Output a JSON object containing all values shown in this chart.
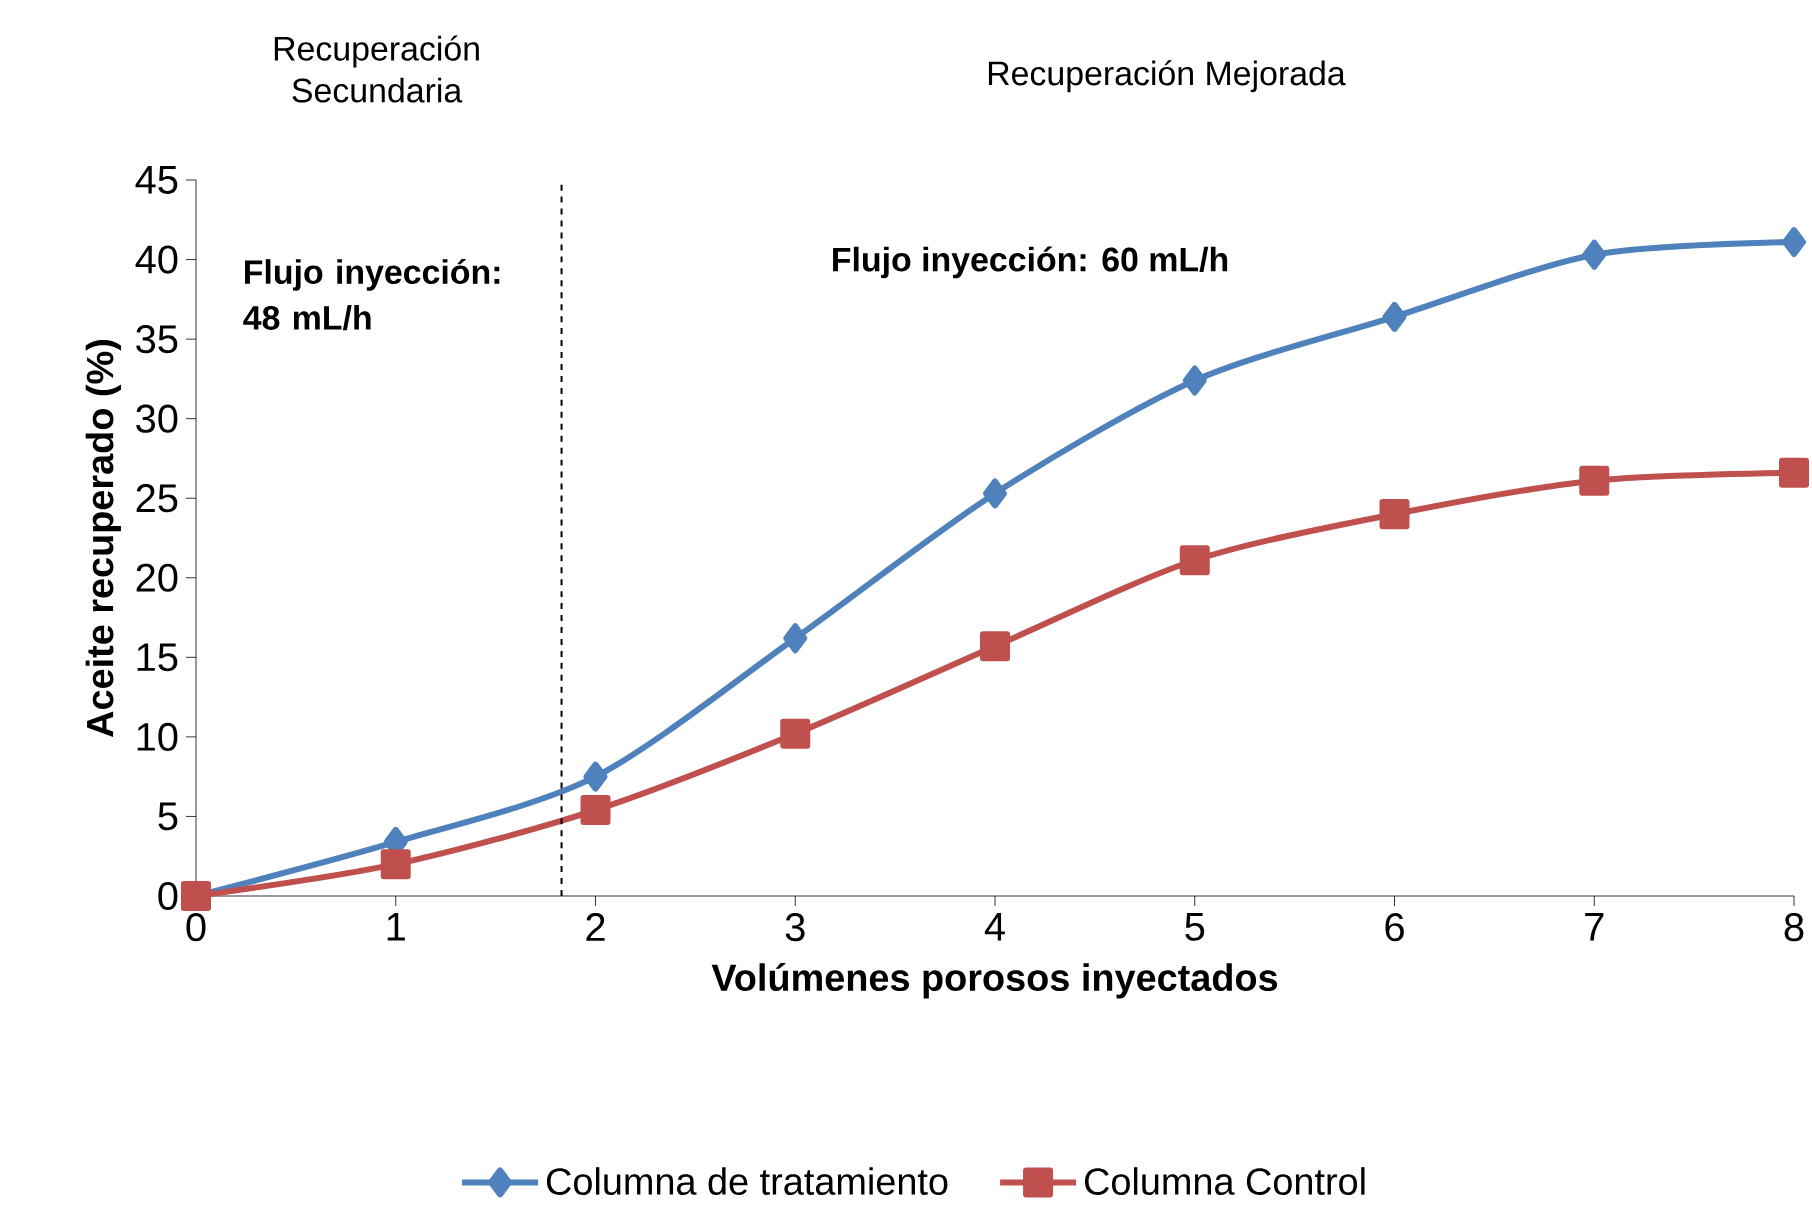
{
  "chart_data": {
    "type": "line",
    "xlabel": "Volúmenes porosos inyectados",
    "ylabel": "Aceite recuperado (%)",
    "x": [
      0,
      1,
      2,
      3,
      4,
      5,
      6,
      7,
      8
    ],
    "series": [
      {
        "name": "Columna de tratamiento",
        "color": "#4f81bd",
        "marker": "diamond",
        "values": [
          0,
          3.4,
          7.5,
          16.2,
          25.3,
          32.4,
          36.4,
          40.3,
          41.1
        ]
      },
      {
        "name": "Columna Control",
        "color": "#c0504d",
        "marker": "square",
        "values": [
          0,
          2.0,
          5.4,
          10.2,
          15.7,
          21.1,
          24.0,
          26.1,
          26.6
        ]
      }
    ],
    "xlim": [
      0,
      8
    ],
    "ylim": [
      0,
      45
    ],
    "xticks": [
      0,
      1,
      2,
      3,
      4,
      5,
      6,
      7,
      8
    ],
    "yticks": [
      0,
      5,
      10,
      15,
      20,
      25,
      30,
      35,
      40,
      45
    ],
    "ref_lines": [
      {
        "axis": "x",
        "value": 1.83,
        "line_style": "dashed",
        "color": "#000000"
      }
    ],
    "annotations": [
      "Recuperación Secundaria",
      "Recuperación Mejorada",
      "Flujo inyección: 48 mL/h",
      "Flujo inyección: 60 mL/h"
    ],
    "legend": "bottom",
    "grid": false,
    "line_style": "solid"
  }
}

#####

■ Required work: Without including any pictures, print all of the material exactly as given.

■ Exercise solution:
Output a JSON object containing all values shown in this chart.
{
  "chart_data": {
    "type": "line",
    "xlabel": "Volúmenes porosos inyectados",
    "ylabel": "Aceite recuperado (%)",
    "x": [
      0,
      1,
      2,
      3,
      4,
      5,
      6,
      7,
      8
    ],
    "series": [
      {
        "name": "Columna de tratamiento",
        "color": "#4f81bd",
        "marker": "diamond",
        "values": [
          0,
          3.4,
          7.5,
          16.2,
          25.3,
          32.4,
          36.4,
          40.3,
          41.1
        ]
      },
      {
        "name": "Columna Control",
        "color": "#c0504d",
        "marker": "square",
        "values": [
          0,
          2.0,
          5.4,
          10.2,
          15.7,
          21.1,
          24.0,
          26.1,
          26.6
        ]
      }
    ],
    "xlim": [
      0,
      8
    ],
    "ylim": [
      0,
      45
    ],
    "xticks": [
      0,
      1,
      2,
      3,
      4,
      5,
      6,
      7,
      8
    ],
    "yticks": [
      0,
      5,
      10,
      15,
      20,
      25,
      30,
      35,
      40,
      45
    ],
    "ref_lines": [
      {
        "axis": "x",
        "value": 1.83,
        "line_style": "dashed",
        "color": "#000000"
      }
    ],
    "annotations": [
      "Recuperación Secundaria",
      "Recuperación Mejorada",
      "Flujo inyección: 48 mL/h",
      "Flujo inyección: 60 mL/h"
    ],
    "legend": "bottom",
    "grid": false,
    "line_style": "solid"
  }
}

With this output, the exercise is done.